── SUPPLIED DATA ──

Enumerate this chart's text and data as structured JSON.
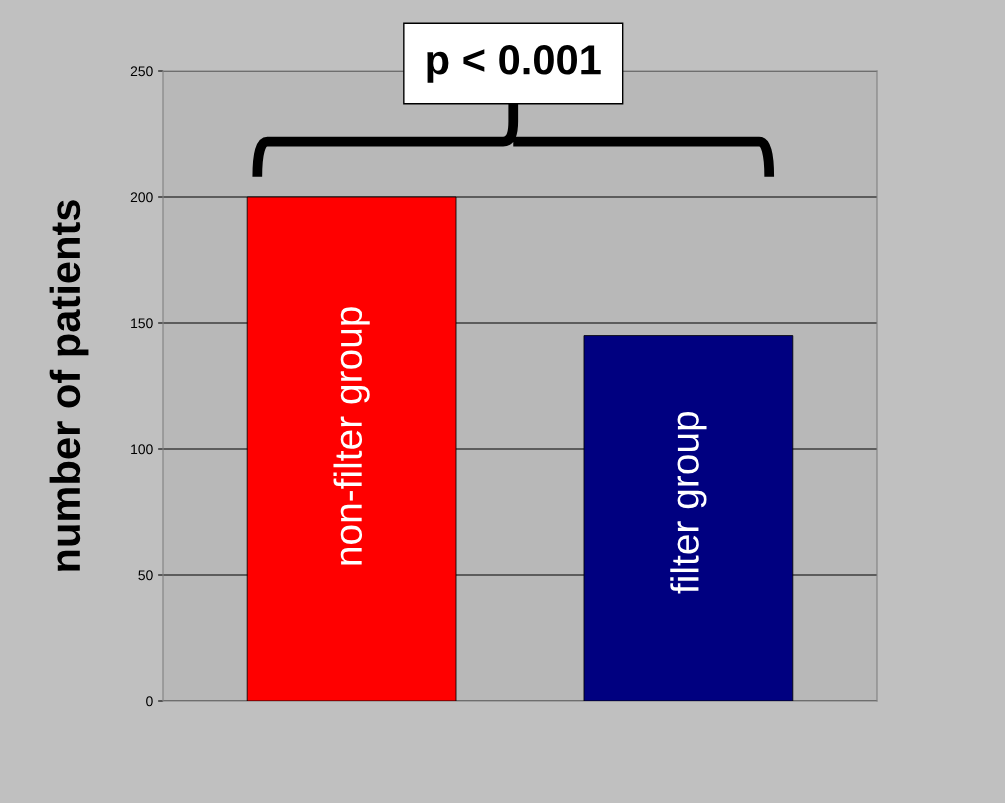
{
  "chart_data": {
    "type": "bar",
    "ylabel": "number of patients",
    "categories": [
      "non-filter group",
      "filter group"
    ],
    "values": [
      200,
      145
    ],
    "colors": [
      "#ff0000",
      "#000080"
    ],
    "ylim": [
      0,
      250
    ],
    "yticks": [
      0,
      50,
      100,
      150,
      200,
      250
    ],
    "grid": "y",
    "annotations": [
      "p < 0.001"
    ]
  }
}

───

WHAT IS EXPECTED
All entries above must be duplicated exactly; please omit any picture they hold.

SOLVED PROBLEM
Enumerate this chart's text and data as structured JSON.
{
  "chart_data": {
    "type": "bar",
    "ylabel": "number of patients",
    "categories": [
      "non-filter group",
      "filter group"
    ],
    "values": [
      200,
      145
    ],
    "colors": [
      "#ff0000",
      "#000080"
    ],
    "ylim": [
      0,
      250
    ],
    "yticks": [
      0,
      50,
      100,
      150,
      200,
      250
    ],
    "grid": "y",
    "annotations": [
      "p < 0.001"
    ]
  }
}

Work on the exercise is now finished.